§ **Direction**:
Look for "last" in each line of the entries, and return the matching lines.

§ **Records provided**:
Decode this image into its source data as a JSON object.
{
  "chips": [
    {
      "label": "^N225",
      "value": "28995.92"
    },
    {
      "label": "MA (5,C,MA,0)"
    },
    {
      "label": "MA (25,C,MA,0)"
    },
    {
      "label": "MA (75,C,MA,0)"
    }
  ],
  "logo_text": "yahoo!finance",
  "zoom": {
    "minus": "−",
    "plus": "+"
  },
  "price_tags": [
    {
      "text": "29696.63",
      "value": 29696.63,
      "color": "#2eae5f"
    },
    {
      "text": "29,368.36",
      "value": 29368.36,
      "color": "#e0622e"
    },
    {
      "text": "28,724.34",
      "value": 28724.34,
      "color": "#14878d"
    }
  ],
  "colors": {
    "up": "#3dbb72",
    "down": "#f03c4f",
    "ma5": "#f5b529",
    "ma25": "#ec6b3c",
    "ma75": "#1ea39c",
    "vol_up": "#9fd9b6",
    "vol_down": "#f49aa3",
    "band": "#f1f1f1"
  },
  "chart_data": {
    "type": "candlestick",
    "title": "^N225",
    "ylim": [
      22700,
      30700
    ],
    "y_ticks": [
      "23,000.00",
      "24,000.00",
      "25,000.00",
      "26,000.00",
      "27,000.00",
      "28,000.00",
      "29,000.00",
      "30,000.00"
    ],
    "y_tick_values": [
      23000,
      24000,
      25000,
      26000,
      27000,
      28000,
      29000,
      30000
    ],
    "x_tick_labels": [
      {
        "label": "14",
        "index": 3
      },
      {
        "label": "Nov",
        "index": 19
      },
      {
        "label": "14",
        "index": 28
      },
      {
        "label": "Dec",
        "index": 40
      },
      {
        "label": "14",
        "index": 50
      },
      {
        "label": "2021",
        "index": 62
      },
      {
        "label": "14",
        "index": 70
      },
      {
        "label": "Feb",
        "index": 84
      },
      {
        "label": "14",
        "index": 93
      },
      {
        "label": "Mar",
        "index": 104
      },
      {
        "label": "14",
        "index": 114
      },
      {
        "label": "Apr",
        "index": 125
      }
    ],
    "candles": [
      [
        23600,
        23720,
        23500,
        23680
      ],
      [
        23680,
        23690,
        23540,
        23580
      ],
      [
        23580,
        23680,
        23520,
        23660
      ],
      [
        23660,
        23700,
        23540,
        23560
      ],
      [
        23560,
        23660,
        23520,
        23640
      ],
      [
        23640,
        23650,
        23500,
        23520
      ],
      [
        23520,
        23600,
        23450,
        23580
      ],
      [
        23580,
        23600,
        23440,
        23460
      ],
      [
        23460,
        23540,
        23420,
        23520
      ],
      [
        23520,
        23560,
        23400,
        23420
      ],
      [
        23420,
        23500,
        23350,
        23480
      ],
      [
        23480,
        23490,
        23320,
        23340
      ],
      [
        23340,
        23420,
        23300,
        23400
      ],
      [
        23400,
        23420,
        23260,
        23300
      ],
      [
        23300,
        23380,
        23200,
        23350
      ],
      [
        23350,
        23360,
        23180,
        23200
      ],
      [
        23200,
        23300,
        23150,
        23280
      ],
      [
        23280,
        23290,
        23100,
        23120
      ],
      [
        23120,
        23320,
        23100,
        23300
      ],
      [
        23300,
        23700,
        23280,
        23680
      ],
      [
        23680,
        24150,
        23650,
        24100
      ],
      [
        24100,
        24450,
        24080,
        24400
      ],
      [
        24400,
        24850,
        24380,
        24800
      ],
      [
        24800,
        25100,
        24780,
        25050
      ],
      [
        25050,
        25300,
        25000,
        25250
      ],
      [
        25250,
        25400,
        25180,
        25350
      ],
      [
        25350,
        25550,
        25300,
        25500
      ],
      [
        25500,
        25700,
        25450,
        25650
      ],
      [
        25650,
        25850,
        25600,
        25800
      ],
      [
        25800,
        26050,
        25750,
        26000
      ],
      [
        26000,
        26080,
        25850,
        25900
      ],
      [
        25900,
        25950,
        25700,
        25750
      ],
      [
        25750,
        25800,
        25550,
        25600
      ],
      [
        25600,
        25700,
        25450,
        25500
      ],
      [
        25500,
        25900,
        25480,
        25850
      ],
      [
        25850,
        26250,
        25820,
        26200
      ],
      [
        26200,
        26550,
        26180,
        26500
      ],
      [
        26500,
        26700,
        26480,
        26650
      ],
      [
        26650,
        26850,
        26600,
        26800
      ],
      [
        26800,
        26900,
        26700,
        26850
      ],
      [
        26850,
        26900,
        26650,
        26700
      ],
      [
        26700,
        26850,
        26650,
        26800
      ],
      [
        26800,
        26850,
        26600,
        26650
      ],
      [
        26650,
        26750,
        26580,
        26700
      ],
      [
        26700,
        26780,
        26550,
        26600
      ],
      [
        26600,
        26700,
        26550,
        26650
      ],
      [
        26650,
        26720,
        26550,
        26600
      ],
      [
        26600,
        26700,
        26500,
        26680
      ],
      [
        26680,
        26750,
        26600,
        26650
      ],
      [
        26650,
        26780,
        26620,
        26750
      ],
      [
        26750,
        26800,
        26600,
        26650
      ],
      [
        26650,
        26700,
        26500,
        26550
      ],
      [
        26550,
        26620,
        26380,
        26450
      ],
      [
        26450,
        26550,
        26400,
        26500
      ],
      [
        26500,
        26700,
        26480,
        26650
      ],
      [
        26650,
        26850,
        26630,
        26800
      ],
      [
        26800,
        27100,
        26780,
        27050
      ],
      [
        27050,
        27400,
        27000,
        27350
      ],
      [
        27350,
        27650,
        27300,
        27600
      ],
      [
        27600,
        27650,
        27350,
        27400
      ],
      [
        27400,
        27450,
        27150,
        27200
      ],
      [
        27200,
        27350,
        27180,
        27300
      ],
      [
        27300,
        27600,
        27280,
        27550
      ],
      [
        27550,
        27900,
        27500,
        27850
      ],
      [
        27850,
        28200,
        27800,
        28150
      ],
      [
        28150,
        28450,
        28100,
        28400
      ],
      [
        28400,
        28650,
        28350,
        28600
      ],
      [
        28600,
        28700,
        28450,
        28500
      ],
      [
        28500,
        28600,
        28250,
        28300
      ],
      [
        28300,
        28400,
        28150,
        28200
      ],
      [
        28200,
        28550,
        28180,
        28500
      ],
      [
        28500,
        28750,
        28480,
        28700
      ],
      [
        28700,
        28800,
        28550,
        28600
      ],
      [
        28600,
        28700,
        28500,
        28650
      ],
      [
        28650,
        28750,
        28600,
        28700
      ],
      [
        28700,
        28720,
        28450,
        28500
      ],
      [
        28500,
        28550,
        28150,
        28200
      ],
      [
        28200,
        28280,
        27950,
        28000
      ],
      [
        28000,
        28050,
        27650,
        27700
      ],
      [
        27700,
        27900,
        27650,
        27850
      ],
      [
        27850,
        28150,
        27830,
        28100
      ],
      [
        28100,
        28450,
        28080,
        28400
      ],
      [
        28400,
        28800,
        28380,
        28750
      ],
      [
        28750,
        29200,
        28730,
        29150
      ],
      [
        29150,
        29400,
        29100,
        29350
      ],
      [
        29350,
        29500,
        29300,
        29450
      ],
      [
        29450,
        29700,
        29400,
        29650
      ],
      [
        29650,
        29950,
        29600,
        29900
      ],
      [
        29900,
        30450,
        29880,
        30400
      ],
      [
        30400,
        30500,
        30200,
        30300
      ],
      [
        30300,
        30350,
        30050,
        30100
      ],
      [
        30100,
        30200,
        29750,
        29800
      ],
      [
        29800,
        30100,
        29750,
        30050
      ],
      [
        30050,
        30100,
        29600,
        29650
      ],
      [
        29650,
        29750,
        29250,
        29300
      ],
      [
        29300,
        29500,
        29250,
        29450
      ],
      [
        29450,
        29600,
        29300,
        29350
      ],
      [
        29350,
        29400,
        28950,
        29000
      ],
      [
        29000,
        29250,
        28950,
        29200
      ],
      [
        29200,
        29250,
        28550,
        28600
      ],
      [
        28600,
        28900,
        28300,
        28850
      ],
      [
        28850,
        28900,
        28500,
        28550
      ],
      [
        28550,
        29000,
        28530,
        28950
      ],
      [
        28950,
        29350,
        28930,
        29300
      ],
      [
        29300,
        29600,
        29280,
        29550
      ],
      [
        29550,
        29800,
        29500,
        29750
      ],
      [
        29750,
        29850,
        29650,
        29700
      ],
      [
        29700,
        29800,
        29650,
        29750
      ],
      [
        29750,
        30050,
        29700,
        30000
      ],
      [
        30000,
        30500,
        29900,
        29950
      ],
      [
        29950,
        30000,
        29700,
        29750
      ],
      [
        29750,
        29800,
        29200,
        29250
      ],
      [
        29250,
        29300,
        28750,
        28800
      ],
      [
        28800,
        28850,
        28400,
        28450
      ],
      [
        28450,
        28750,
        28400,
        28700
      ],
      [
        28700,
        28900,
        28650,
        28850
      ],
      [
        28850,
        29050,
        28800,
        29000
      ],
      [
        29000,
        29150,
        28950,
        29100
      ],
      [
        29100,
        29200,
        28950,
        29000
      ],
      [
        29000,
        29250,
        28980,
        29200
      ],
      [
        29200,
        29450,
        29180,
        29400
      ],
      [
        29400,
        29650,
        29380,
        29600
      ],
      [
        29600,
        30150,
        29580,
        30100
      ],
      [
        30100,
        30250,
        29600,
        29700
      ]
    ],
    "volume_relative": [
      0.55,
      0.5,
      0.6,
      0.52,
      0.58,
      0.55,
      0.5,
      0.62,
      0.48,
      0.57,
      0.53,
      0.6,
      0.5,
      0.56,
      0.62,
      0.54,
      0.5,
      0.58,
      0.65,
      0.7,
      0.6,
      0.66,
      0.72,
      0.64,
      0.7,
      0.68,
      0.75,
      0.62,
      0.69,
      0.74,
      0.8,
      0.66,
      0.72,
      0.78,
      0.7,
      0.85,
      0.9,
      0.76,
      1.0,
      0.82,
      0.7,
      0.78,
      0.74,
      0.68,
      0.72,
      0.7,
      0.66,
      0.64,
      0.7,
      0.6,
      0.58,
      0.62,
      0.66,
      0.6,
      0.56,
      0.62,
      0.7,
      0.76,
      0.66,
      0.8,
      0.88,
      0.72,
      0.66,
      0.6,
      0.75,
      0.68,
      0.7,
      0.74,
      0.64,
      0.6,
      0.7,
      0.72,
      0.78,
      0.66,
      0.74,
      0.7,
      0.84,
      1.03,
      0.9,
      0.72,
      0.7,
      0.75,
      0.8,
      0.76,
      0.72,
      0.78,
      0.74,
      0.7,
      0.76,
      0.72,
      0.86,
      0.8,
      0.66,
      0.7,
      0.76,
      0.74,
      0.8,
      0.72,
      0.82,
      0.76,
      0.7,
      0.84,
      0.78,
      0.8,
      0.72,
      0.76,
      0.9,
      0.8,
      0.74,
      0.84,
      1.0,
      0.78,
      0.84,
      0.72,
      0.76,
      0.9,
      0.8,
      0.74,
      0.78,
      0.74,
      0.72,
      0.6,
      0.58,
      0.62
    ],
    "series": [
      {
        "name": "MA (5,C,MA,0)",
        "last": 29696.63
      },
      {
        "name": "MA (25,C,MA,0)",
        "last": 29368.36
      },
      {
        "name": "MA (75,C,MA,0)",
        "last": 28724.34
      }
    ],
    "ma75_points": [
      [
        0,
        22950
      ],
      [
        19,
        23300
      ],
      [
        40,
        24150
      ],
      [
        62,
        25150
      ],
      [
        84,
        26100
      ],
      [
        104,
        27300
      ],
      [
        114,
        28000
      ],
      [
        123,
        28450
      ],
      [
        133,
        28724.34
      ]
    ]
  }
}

§ **Response to this task**:
        "last": 29696.63
        "last": 29368.36
        "last": 28724.34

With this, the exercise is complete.